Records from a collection
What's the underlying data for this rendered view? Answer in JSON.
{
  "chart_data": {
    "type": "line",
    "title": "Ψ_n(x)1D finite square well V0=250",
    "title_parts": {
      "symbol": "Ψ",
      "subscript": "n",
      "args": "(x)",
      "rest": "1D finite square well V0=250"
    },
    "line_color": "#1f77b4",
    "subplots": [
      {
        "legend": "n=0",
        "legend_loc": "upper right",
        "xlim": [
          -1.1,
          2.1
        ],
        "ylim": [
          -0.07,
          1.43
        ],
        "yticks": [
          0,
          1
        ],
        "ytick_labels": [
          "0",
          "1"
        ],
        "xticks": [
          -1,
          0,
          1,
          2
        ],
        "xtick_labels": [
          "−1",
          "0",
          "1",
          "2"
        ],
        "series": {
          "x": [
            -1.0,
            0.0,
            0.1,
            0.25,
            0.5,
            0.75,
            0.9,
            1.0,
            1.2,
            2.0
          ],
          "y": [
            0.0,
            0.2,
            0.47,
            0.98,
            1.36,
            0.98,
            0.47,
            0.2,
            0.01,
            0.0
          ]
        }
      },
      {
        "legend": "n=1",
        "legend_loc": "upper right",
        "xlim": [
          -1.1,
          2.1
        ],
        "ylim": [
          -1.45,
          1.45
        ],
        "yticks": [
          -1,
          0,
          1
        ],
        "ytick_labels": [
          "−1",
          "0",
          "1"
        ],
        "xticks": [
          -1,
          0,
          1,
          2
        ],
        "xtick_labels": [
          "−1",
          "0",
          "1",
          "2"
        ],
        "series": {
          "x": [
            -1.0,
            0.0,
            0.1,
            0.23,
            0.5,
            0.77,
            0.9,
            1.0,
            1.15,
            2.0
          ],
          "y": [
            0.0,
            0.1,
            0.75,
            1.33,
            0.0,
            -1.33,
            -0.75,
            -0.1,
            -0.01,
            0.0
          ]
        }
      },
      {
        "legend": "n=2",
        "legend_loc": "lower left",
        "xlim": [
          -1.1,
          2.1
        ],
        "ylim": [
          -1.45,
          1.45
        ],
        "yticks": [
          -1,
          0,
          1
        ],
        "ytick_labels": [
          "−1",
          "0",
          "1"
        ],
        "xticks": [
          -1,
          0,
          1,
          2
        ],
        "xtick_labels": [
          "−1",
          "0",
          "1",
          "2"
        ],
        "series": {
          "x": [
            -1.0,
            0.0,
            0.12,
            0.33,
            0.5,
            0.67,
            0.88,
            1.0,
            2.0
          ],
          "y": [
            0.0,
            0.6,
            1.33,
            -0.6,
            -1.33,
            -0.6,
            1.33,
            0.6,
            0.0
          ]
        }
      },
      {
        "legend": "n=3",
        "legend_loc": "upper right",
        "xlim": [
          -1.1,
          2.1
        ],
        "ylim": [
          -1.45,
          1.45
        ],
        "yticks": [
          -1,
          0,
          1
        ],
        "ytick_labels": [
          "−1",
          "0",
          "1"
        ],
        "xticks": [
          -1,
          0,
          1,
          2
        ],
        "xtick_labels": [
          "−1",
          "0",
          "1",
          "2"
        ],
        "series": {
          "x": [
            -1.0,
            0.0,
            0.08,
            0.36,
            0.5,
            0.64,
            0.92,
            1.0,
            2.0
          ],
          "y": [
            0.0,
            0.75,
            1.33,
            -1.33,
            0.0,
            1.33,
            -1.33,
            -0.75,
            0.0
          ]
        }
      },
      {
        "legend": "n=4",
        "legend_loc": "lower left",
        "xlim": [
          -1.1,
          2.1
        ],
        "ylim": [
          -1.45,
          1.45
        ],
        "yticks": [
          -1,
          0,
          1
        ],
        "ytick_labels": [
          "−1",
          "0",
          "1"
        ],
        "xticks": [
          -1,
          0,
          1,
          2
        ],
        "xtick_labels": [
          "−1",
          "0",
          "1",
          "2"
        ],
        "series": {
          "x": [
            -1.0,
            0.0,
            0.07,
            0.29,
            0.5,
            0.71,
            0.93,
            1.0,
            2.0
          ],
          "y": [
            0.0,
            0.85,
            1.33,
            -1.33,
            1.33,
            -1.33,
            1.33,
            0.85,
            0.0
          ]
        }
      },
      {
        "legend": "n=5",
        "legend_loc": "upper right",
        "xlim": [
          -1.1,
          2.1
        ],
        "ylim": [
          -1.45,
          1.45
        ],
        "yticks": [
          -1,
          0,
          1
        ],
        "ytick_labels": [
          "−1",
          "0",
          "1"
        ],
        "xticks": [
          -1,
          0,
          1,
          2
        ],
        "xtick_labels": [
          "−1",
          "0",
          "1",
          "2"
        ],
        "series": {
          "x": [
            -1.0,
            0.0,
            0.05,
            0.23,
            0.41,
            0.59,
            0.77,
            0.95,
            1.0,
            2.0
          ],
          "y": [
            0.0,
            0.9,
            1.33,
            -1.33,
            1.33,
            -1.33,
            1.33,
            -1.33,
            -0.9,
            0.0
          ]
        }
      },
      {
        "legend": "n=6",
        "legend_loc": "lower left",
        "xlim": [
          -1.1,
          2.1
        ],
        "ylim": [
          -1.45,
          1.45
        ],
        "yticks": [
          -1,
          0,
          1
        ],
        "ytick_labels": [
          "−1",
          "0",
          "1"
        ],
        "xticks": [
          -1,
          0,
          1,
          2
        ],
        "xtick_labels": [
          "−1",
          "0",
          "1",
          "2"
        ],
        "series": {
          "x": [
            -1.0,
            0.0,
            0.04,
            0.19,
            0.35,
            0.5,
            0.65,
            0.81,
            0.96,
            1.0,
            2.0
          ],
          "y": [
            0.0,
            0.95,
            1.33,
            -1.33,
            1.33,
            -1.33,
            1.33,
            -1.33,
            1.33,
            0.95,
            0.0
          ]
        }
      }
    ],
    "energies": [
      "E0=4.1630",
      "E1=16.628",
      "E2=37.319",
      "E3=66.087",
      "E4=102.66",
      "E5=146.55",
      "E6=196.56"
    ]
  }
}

» **Instructions for the task**: Copy out each line exactly as written.

» **Result of this task**:
What's the underlying data for this rendered view? Answer in JSON.
{
  "chart_data": {
    "type": "line",
    "title": "Ψ_n(x)1D finite square well V0=250",
    "title_parts": {
      "symbol": "Ψ",
      "subscript": "n",
      "args": "(x)",
      "rest": "1D finite square well V0=250"
    },
    "line_color": "#1f77b4",
    "subplots": [
      {
        "legend": "n=0",
        "legend_loc": "upper right",
        "xlim": [
          -1.1,
          2.1
        ],
        "ylim": [
          -0.07,
          1.43
        ],
        "yticks": [
          0,
          1
        ],
        "ytick_labels": [
          "0",
          "1"
        ],
        "xticks": [
          -1,
          0,
          1,
          2
        ],
        "xtick_labels": [
          "−1",
          "0",
          "1",
          "2"
        ],
        "series": {
          "x": [
            -1.0,
            0.0,
            0.1,
            0.25,
            0.5,
            0.75,
            0.9,
            1.0,
            1.2,
            2.0
          ],
          "y": [
            0.0,
            0.2,
            0.47,
            0.98,
            1.36,
            0.98,
            0.47,
            0.2,
            0.01,
            0.0
          ]
        }
      },
      {
        "legend": "n=1",
        "legend_loc": "upper right",
        "xlim": [
          -1.1,
          2.1
        ],
        "ylim": [
          -1.45,
          1.45
        ],
        "yticks": [
          -1,
          0,
          1
        ],
        "ytick_labels": [
          "−1",
          "0",
          "1"
        ],
        "xticks": [
          -1,
          0,
          1,
          2
        ],
        "xtick_labels": [
          "−1",
          "0",
          "1",
          "2"
        ],
        "series": {
          "x": [
            -1.0,
            0.0,
            0.1,
            0.23,
            0.5,
            0.77,
            0.9,
            1.0,
            1.15,
            2.0
          ],
          "y": [
            0.0,
            0.1,
            0.75,
            1.33,
            0.0,
            -1.33,
            -0.75,
            -0.1,
            -0.01,
            0.0
          ]
        }
      },
      {
        "legend": "n=2",
        "legend_loc": "lower left",
        "xlim": [
          -1.1,
          2.1
        ],
        "ylim": [
          -1.45,
          1.45
        ],
        "yticks": [
          -1,
          0,
          1
        ],
        "ytick_labels": [
          "−1",
          "0",
          "1"
        ],
        "xticks": [
          -1,
          0,
          1,
          2
        ],
        "xtick_labels": [
          "−1",
          "0",
          "1",
          "2"
        ],
        "series": {
          "x": [
            -1.0,
            0.0,
            0.12,
            0.33,
            0.5,
            0.67,
            0.88,
            1.0,
            2.0
          ],
          "y": [
            0.0,
            0.6,
            1.33,
            -0.6,
            -1.33,
            -0.6,
            1.33,
            0.6,
            0.0
          ]
        }
      },
      {
        "legend": "n=3",
        "legend_loc": "upper right",
        "xlim": [
          -1.1,
          2.1
        ],
        "ylim": [
          -1.45,
          1.45
        ],
        "yticks": [
          -1,
          0,
          1
        ],
        "ytick_labels": [
          "−1",
          "0",
          "1"
        ],
        "xticks": [
          -1,
          0,
          1,
          2
        ],
        "xtick_labels": [
          "−1",
          "0",
          "1",
          "2"
        ],
        "series": {
          "x": [
            -1.0,
            0.0,
            0.08,
            0.36,
            0.5,
            0.64,
            0.92,
            1.0,
            2.0
          ],
          "y": [
            0.0,
            0.75,
            1.33,
            -1.33,
            0.0,
            1.33,
            -1.33,
            -0.75,
            0.0
          ]
        }
      },
      {
        "legend": "n=4",
        "legend_loc": "lower left",
        "xlim": [
          -1.1,
          2.1
        ],
        "ylim": [
          -1.45,
          1.45
        ],
        "yticks": [
          -1,
          0,
          1
        ],
        "ytick_labels": [
          "−1",
          "0",
          "1"
        ],
        "xticks": [
          -1,
          0,
          1,
          2
        ],
        "xtick_labels": [
          "−1",
          "0",
          "1",
          "2"
        ],
        "series": {
          "x": [
            -1.0,
            0.0,
            0.07,
            0.29,
            0.5,
            0.71,
            0.93,
            1.0,
            2.0
          ],
          "y": [
            0.0,
            0.85,
            1.33,
            -1.33,
            1.33,
            -1.33,
            1.33,
            0.85,
            0.0
          ]
        }
      },
      {
        "legend": "n=5",
        "legend_loc": "upper right",
        "xlim": [
          -1.1,
          2.1
        ],
        "ylim": [
          -1.45,
          1.45
        ],
        "yticks": [
          -1,
          0,
          1
        ],
        "ytick_labels": [
          "−1",
          "0",
          "1"
        ],
        "xticks": [
          -1,
          0,
          1,
          2
        ],
        "xtick_labels": [
          "−1",
          "0",
          "1",
          "2"
        ],
        "series": {
          "x": [
            -1.0,
            0.0,
            0.05,
            0.23,
            0.41,
            0.59,
            0.77,
            0.95,
            1.0,
            2.0
          ],
          "y": [
            0.0,
            0.9,
            1.33,
            -1.33,
            1.33,
            -1.33,
            1.33,
            -1.33,
            -0.9,
            0.0
          ]
        }
      },
      {
        "legend": "n=6",
        "legend_loc": "lower left",
        "xlim": [
          -1.1,
          2.1
        ],
        "ylim": [
          -1.45,
          1.45
        ],
        "yticks": [
          -1,
          0,
          1
        ],
        "ytick_labels": [
          "−1",
          "0",
          "1"
        ],
        "xticks": [
          -1,
          0,
          1,
          2
        ],
        "xtick_labels": [
          "−1",
          "0",
          "1",
          "2"
        ],
        "series": {
          "x": [
            -1.0,
            0.0,
            0.04,
            0.19,
            0.35,
            0.5,
            0.65,
            0.81,
            0.96,
            1.0,
            2.0
          ],
          "y": [
            0.0,
            0.95,
            1.33,
            -1.33,
            1.33,
            -1.33,
            1.33,
            -1.33,
            1.33,
            0.95,
            0.0
          ]
        }
      }
    ],
    "energies": [
      "E0=4.1630",
      "E1=16.628",
      "E2=37.319",
      "E3=66.087",
      "E4=102.66",
      "E5=146.55",
      "E6=196.56"
    ]
  }
}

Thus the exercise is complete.